begin Listing

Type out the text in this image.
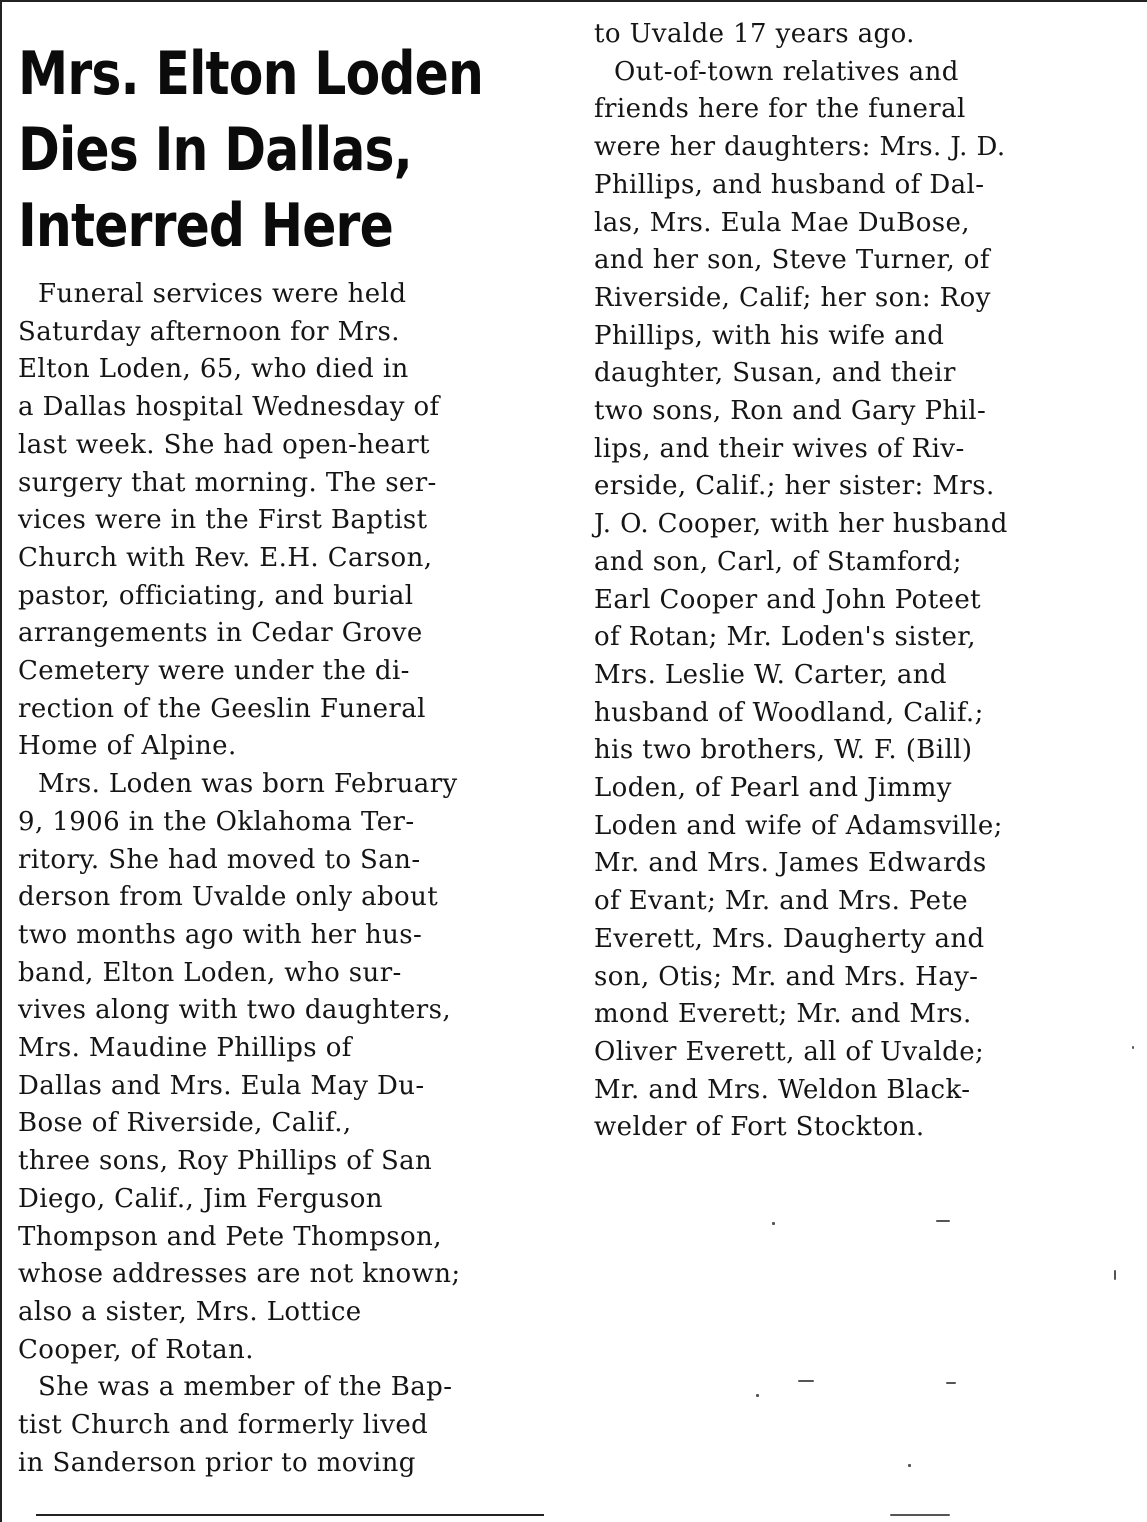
Mrs. Elton Loden
Dies In Dallas,
Interred Here

Funeral services were held
Saturday afternoon for Mrs.
Elton Loden, 65, who died in
a Dallas hospital Wednesday of
last week. She had open-heart
surgery that morning. The ser-
vices were in the First Baptist
Church with Rev. E.H. Carson,
pastor, officiating, and burial
arrangements in Cedar Grove
Cemetery were under the di-
rection of the Geeslin Funeral
Home of Alpine.

Mrs. Loden was born February
9, 1906 in the Oklahoma Ter-
ritory. She had moved to San-
derson from Uvalde only about
two months ago with her hus-
band, Elton Loden, who sur-
vives along with two daughters,
Mrs. Maudine Phillips of
Dallas and Mrs. Eula May Du-
Bose of Riverside, Calif.,
three sons, Roy Phillips of San
Diego, Calif., Jim Ferguson
Thompson and Pete Thompson,
whose addresses are not known;
also a sister, Mrs. Lottice
Cooper, of Rotan.

She was a member of the Bap-
tist Church and formerly lived
in Sanderson prior to moving

to Uvalde 17 years ago.

Out-of-town relatives and
friends here for the funeral
were her daughters: Mrs. J. D.
Phillips, and husband of Dal-
las, Mrs. Eula Mae DuBose,
and her son, Steve Turner, of
Riverside, Calif; her son: Roy
Phillips, with his wife and
daughter, Susan, and their
two sons, Ron and Gary Phil-
lips, and their wives of Riv-
erside, Calif.; her sister: Mrs.
J. O. Cooper, with her husband
and son, Carl, of Stamford;
Earl Cooper and John Poteet
of Rotan; Mr. Loden's sister,
Mrs. Leslie W. Carter, and
husband of Woodland, Calif.;
his two brothers, W. F. (Bill)
Loden, of Pearl and Jimmy
Loden and wife of Adamsville;
Mr. and Mrs. James Edwards
of Evant; Mr. and Mrs. Pete
Everett, Mrs. Daugherty and
son, Otis; Mr. and Mrs. Hay-
mond Everett; Mr. and Mrs.
Oliver Everett, all of Uvalde;
Mr. and Mrs. Weldon Black-
welder of Fort Stockton.
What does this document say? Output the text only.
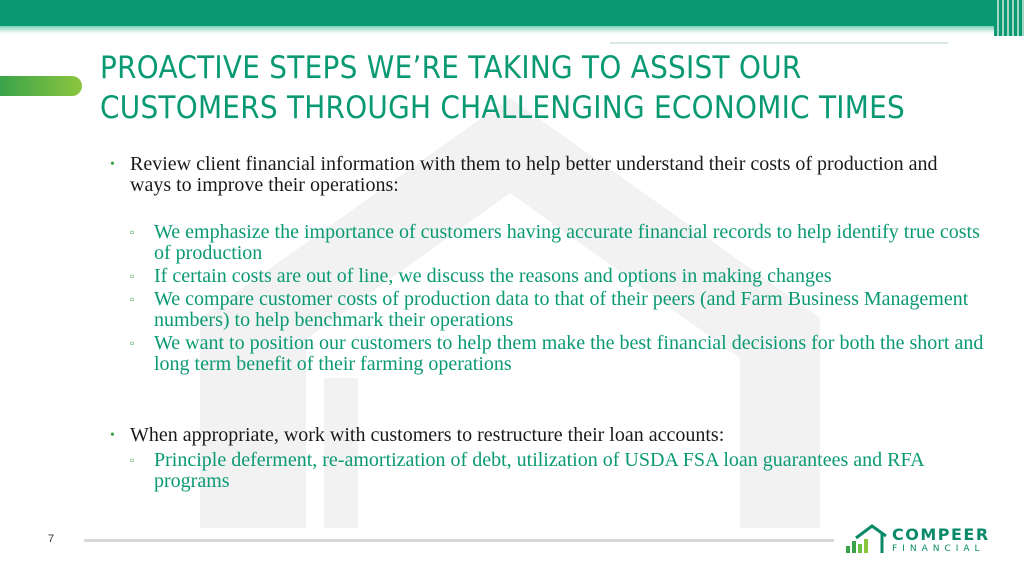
PROACTIVE STEPS WE’RE TAKING TO ASSIST OUR
CUSTOMERS THROUGH CHALLENGING ECONOMIC TIMES
• Review client financial information with them to help better understand their costs of production and ways to improve their operations:
▫ We emphasize the importance of customers having accurate financial records to help identify true costs of production
▫ If certain costs are out of line, we discuss the reasons and options in making changes
▫ We compare customer costs of production data to that of their peers (and Farm Business Management numbers) to help benchmark their operations
▫ We want to position our customers to help them make the best financial decisions for both the short and long term benefit of their farming operations
• When appropriate, work with customers to restructure their loan accounts:
▫ Principle deferment, re-amortization of debt, utilization of USDA FSA loan guarantees and RFA programs
7	COMPEER
FINANCIAL
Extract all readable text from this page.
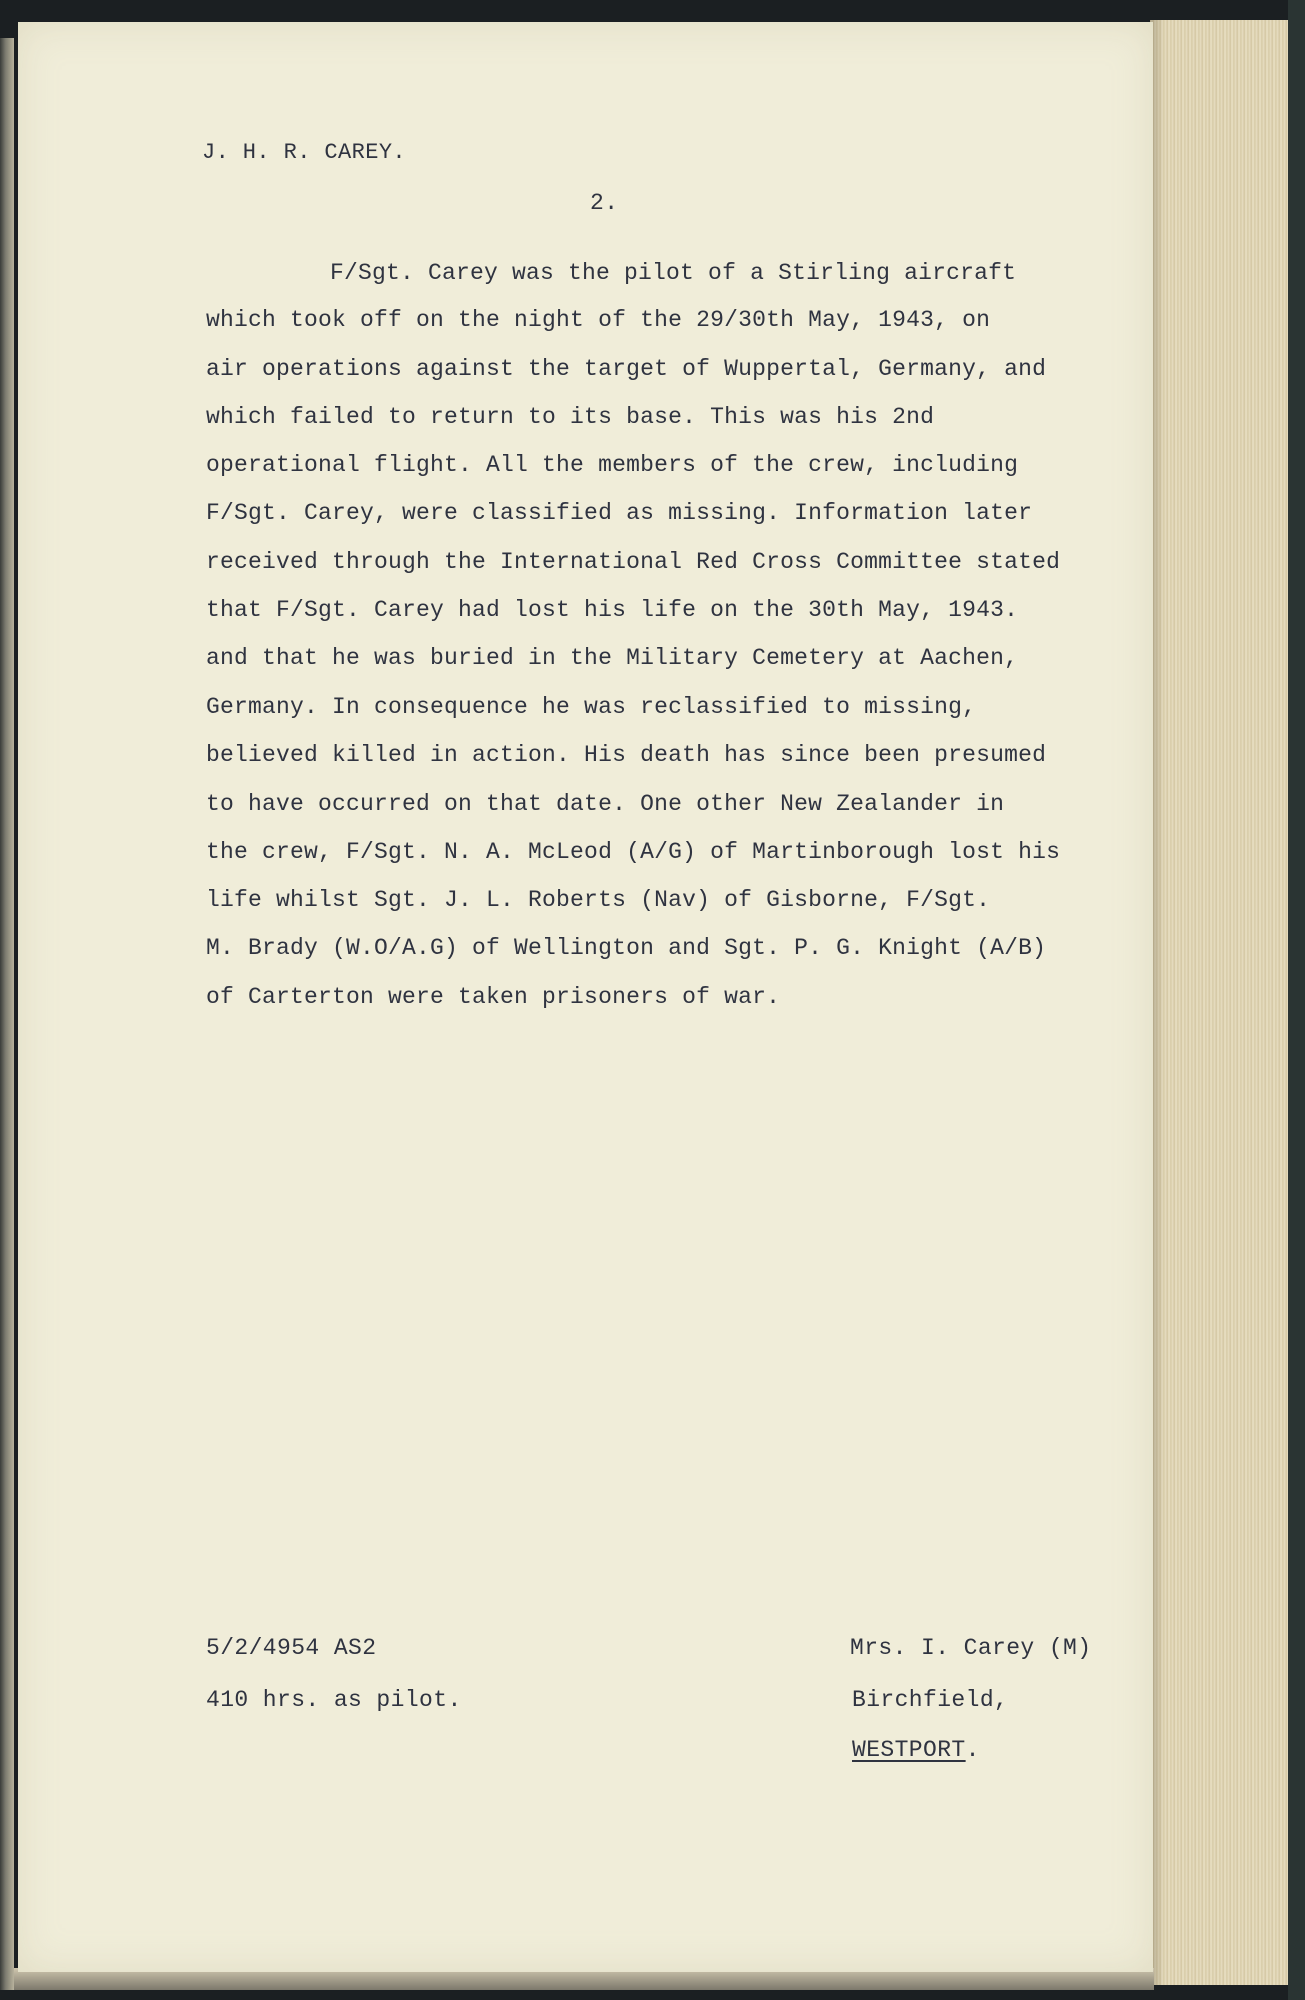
J. H. R. CAREY.
2.
F/Sgt. Carey was the pilot of a Stirling aircraft
which took off on the night of the 29/30th May, 1943, on
air operations against the target of Wuppertal, Germany, and
which failed to return to its base. This was his 2nd
operational flight. All the members of the crew, including
F/Sgt. Carey, were classified as missing. Information later
received through the International Red Cross Committee stated
that F/Sgt. Carey had lost his life on the 30th May, 1943.
and that he was buried in the Military Cemetery at Aachen,
Germany. In consequence he was reclassified to missing,
believed killed in action. His death has since been presumed
to have occurred on that date. One other New Zealander in
the crew, F/Sgt. N. A. McLeod (A/G) of Martinborough lost his
life whilst Sgt. J. L. Roberts (Nav) of Gisborne, F/Sgt.
M. Brady (W.O/A.G) of Wellington and Sgt. P. G. Knight (A/B)
of Carterton were taken prisoners of war.
5/2/4954 AS2
410 hrs. as pilot.
Mrs. I. Carey (M)
Birchfield,
WESTPORT.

end Listing

Pick out each line above that includes "Elton" and show it.

▸ Reply to the exercise
Mrs. Elton Loden
Elton Loden, 65, who died in
band, Elton Loden, who sur-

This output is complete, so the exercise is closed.